#### [Collected data entries]
━━━━━━━━
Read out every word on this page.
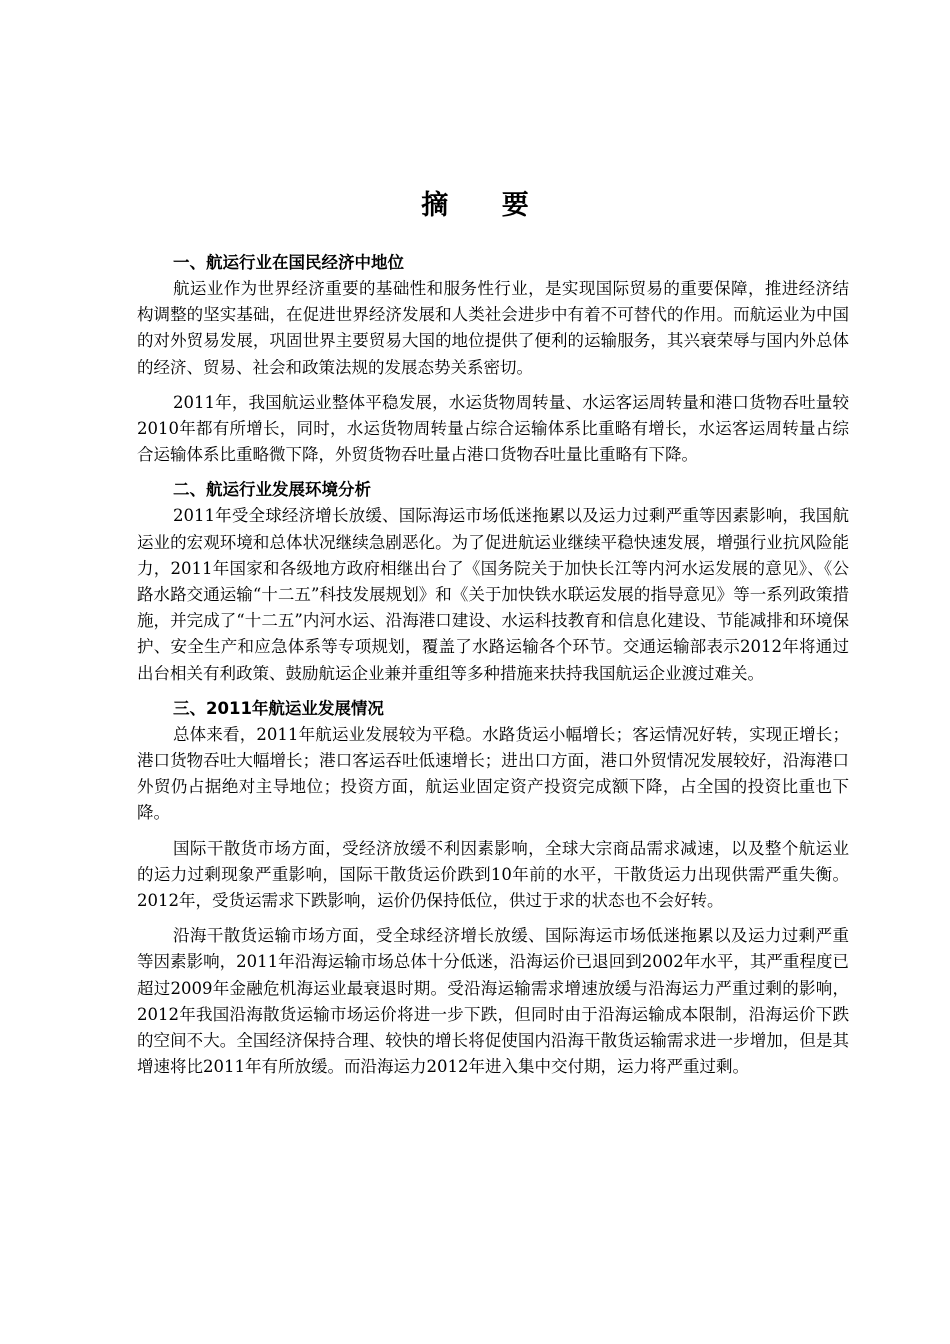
摘 要
一、航运行业在国民经济中地位

航运业作为世界经济重要的基础性和服务性行业，是实现国际贸易的重要保障，推进经济结构调整的坚实基础，在促进世界经济发展和人类社会进步中有着不可替代的作用。而航运业为中国的对外贸易发展，巩固世界主要贸易大国的地位提供了便利的运输服务，其兴衰荣辱与国内外总体的经济、贸易、社会和政策法规的发展态势关系密切。

2011年，我国航运业整体平稳发展，水运货物周转量、水运客运周转量和港口货物吞吐量较2010年都有所增长，同时，水运货物周转量占综合运输体系比重略有增长，水运客运周转量占综合运输体系比重略微下降，外贸货物吞吐量占港口货物吞吐量比重略有下降。

二、航运行业发展环境分析

2011年受全球经济增长放缓、国际海运市场低迷拖累以及运力过剩严重等因素影响，我国航运业的宏观环境和总体状况继续急剧恶化。为了促进航运业继续平稳快速发展，增强行业抗风险能力，2011年国家和各级地方政府相继出台了《国务院关于加快长江等内河水运发展的意见》、《公路水路交通运输“十二五”科技发展规划》和《关于加快铁水联运发展的指导意见》等一系列政策措施，并完成了“十二五”内河水运、沿海港口建设、水运科技教育和信息化建设、节能减排和环境保护、安全生产和应急体系等专项规划，覆盖了水路运输各个环节。交通运输部表示2012年将通过出台相关有利政策、鼓励航运企业兼并重组等多种措施来扶持我国航运企业渡过难关。

三、2011年航运业发展情况

总体来看，2011年航运业发展较为平稳。水路货运小幅增长；客运情况好转，实现正增长；港口货物吞吐大幅增长；港口客运吞吐低速增长；进出口方面，港口外贸情况发展较好，沿海港口外贸仍占据绝对主导地位；投资方面，航运业固定资产投资完成额下降，占全国的投资比重也下降。

国际干散货市场方面，受经济放缓不利因素影响，全球大宗商品需求减速，以及整个航运业的运力过剩现象严重影响，国际干散货运价跌到10年前的水平，干散货运力出现供需严重失衡。2012年，受货运需求下跌影响，运价仍保持低位，供过于求的状态也不会好转。

沿海干散货运输市场方面，受全球经济增长放缓、国际海运市场低迷拖累以及运力过剩严重等因素影响，2011年沿海运输市场总体十分低迷，沿海运价已退回到2002年水平，其严重程度已超过2009年金融危机海运业最衰退时期。受沿海运输需求增速放缓与沿海运力严重过剩的影响，2012年我国沿海散货运输市场运价将进一步下跌，但同时由于沿海运输成本限制，沿海运价下跌的空间不大。全国经济保持合理、较快的增长将促使国内沿海干散货运输需求进一步增加，但是其增速将比2011年有所放缓。而沿海运力2012年进入集中交付期，运力将严重过剩。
━━━━━━━━
#### [Short task]
Leave out the pictures and print every line of the data exactly.

#### [Solution for this exercise]
Read out every word on this page.
摘 要
一、航运行业在国民经济中地位

航运业作为世界经济重要的基础性和服务性行业，是实现国际贸易的重要保障，推进经济结构调整的坚实基础，在促进世界经济发展和人类社会进步中有着不可替代的作用。而航运业为中国的对外贸易发展，巩固世界主要贸易大国的地位提供了便利的运输服务，其兴衰荣辱与国内外总体的经济、贸易、社会和政策法规的发展态势关系密切。

2011年，我国航运业整体平稳发展，水运货物周转量、水运客运周转量和港口货物吞吐量较2010年都有所增长，同时，水运货物周转量占综合运输体系比重略有增长，水运客运周转量占综合运输体系比重略微下降，外贸货物吞吐量占港口货物吞吐量比重略有下降。

二、航运行业发展环境分析

2011年受全球经济增长放缓、国际海运市场低迷拖累以及运力过剩严重等因素影响，我国航运业的宏观环境和总体状况继续急剧恶化。为了促进航运业继续平稳快速发展，增强行业抗风险能力，2011年国家和各级地方政府相继出台了《国务院关于加快长江等内河水运发展的意见》、《公路水路交通运输“十二五”科技发展规划》和《关于加快铁水联运发展的指导意见》等一系列政策措施，并完成了“十二五”内河水运、沿海港口建设、水运科技教育和信息化建设、节能减排和环境保护、安全生产和应急体系等专项规划，覆盖了水路运输各个环节。交通运输部表示2012年将通过出台相关有利政策、鼓励航运企业兼并重组等多种措施来扶持我国航运企业渡过难关。

三、2011年航运业发展情况

总体来看，2011年航运业发展较为平稳。水路货运小幅增长；客运情况好转，实现正增长；港口货物吞吐大幅增长；港口客运吞吐低速增长；进出口方面，港口外贸情况发展较好，沿海港口外贸仍占据绝对主导地位；投资方面，航运业固定资产投资完成额下降，占全国的投资比重也下降。

国际干散货市场方面，受经济放缓不利因素影响，全球大宗商品需求减速，以及整个航运业的运力过剩现象严重影响，国际干散货运价跌到10年前的水平，干散货运力出现供需严重失衡。2012年，受货运需求下跌影响，运价仍保持低位，供过于求的状态也不会好转。

沿海干散货运输市场方面，受全球经济增长放缓、国际海运市场低迷拖累以及运力过剩严重等因素影响，2011年沿海运输市场总体十分低迷，沿海运价已退回到2002年水平，其严重程度已超过2009年金融危机海运业最衰退时期。受沿海运输需求增速放缓与沿海运力严重过剩的影响，2012年我国沿海散货运输市场运价将进一步下跌，但同时由于沿海运输成本限制，沿海运价下跌的空间不大。全国经济保持合理、较快的增长将促使国内沿海干散货运输需求进一步增加，但是其增速将比2011年有所放缓。而沿海运力2012年进入集中交付期，运力将严重过剩。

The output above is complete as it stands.